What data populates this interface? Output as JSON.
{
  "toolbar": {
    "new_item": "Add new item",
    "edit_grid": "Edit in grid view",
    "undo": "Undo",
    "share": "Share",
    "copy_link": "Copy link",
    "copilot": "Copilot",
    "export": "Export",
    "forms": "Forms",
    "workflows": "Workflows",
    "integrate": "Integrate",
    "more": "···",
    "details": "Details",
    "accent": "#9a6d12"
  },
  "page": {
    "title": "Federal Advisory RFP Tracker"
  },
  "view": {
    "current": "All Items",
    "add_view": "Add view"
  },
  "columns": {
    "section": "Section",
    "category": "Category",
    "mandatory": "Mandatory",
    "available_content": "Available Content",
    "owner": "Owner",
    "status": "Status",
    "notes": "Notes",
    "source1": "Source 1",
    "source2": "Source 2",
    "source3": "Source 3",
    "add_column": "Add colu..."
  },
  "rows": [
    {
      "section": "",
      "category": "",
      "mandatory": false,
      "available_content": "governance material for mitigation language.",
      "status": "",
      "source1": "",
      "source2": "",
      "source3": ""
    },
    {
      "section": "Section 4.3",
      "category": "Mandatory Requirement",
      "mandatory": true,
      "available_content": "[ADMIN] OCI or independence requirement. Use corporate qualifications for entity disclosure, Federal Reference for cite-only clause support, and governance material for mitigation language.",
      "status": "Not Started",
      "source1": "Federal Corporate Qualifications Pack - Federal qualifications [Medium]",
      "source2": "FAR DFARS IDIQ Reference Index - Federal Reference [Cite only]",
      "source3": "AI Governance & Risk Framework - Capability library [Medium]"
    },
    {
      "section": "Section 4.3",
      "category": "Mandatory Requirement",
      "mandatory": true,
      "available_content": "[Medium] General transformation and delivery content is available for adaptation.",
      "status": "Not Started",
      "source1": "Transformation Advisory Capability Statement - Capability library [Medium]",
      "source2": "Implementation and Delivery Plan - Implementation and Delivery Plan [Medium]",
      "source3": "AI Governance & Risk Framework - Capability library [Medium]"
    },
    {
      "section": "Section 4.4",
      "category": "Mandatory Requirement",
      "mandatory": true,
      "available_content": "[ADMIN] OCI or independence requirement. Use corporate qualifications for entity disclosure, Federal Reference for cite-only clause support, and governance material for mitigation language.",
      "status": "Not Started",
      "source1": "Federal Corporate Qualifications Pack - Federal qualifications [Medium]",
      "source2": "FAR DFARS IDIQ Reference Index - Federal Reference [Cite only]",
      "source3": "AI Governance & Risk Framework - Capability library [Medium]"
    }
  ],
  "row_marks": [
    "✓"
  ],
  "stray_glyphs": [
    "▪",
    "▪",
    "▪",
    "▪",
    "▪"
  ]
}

====================

Repeat the data precisely, reproducing every entry.

## ANSWER FOR THE TASK:
What data populates this interface? Output as JSON.
{
  "toolbar": {
    "new_item": "Add new item",
    "edit_grid": "Edit in grid view",
    "undo": "Undo",
    "share": "Share",
    "copy_link": "Copy link",
    "copilot": "Copilot",
    "export": "Export",
    "forms": "Forms",
    "workflows": "Workflows",
    "integrate": "Integrate",
    "more": "···",
    "details": "Details",
    "accent": "#9a6d12"
  },
  "page": {
    "title": "Federal Advisory RFP Tracker"
  },
  "view": {
    "current": "All Items",
    "add_view": "Add view"
  },
  "columns": {
    "section": "Section",
    "category": "Category",
    "mandatory": "Mandatory",
    "available_content": "Available Content",
    "owner": "Owner",
    "status": "Status",
    "notes": "Notes",
    "source1": "Source 1",
    "source2": "Source 2",
    "source3": "Source 3",
    "add_column": "Add colu..."
  },
  "rows": [
    {
      "section": "",
      "category": "",
      "mandatory": false,
      "available_content": "governance material for mitigation language.",
      "status": "",
      "source1": "",
      "source2": "",
      "source3": ""
    },
    {
      "section": "Section 4.3",
      "category": "Mandatory Requirement",
      "mandatory": true,
      "available_content": "[ADMIN] OCI or independence requirement. Use corporate qualifications for entity disclosure, Federal Reference for cite-only clause support, and governance material for mitigation language.",
      "status": "Not Started",
      "source1": "Federal Corporate Qualifications Pack - Federal qualifications [Medium]",
      "source2": "FAR DFARS IDIQ Reference Index - Federal Reference [Cite only]",
      "source3": "AI Governance & Risk Framework - Capability library [Medium]"
    },
    {
      "section": "Section 4.3",
      "category": "Mandatory Requirement",
      "mandatory": true,
      "available_content": "[Medium] General transformation and delivery content is available for adaptation.",
      "status": "Not Started",
      "source1": "Transformation Advisory Capability Statement - Capability library [Medium]",
      "source2": "Implementation and Delivery Plan - Implementation and Delivery Plan [Medium]",
      "source3": "AI Governance & Risk Framework - Capability library [Medium]"
    },
    {
      "section": "Section 4.4",
      "category": "Mandatory Requirement",
      "mandatory": true,
      "available_content": "[ADMIN] OCI or independence requirement. Use corporate qualifications for entity disclosure, Federal Reference for cite-only clause support, and governance material for mitigation language.",
      "status": "Not Started",
      "source1": "Federal Corporate Qualifications Pack - Federal qualifications [Medium]",
      "source2": "FAR DFARS IDIQ Reference Index - Federal Reference [Cite only]",
      "source3": "AI Governance & Risk Framework - Capability library [Medium]"
    }
  ],
  "row_marks": [
    "✓"
  ],
  "stray_glyphs": [
    "▪",
    "▪",
    "▪",
    "▪",
    "▪"
  ]
}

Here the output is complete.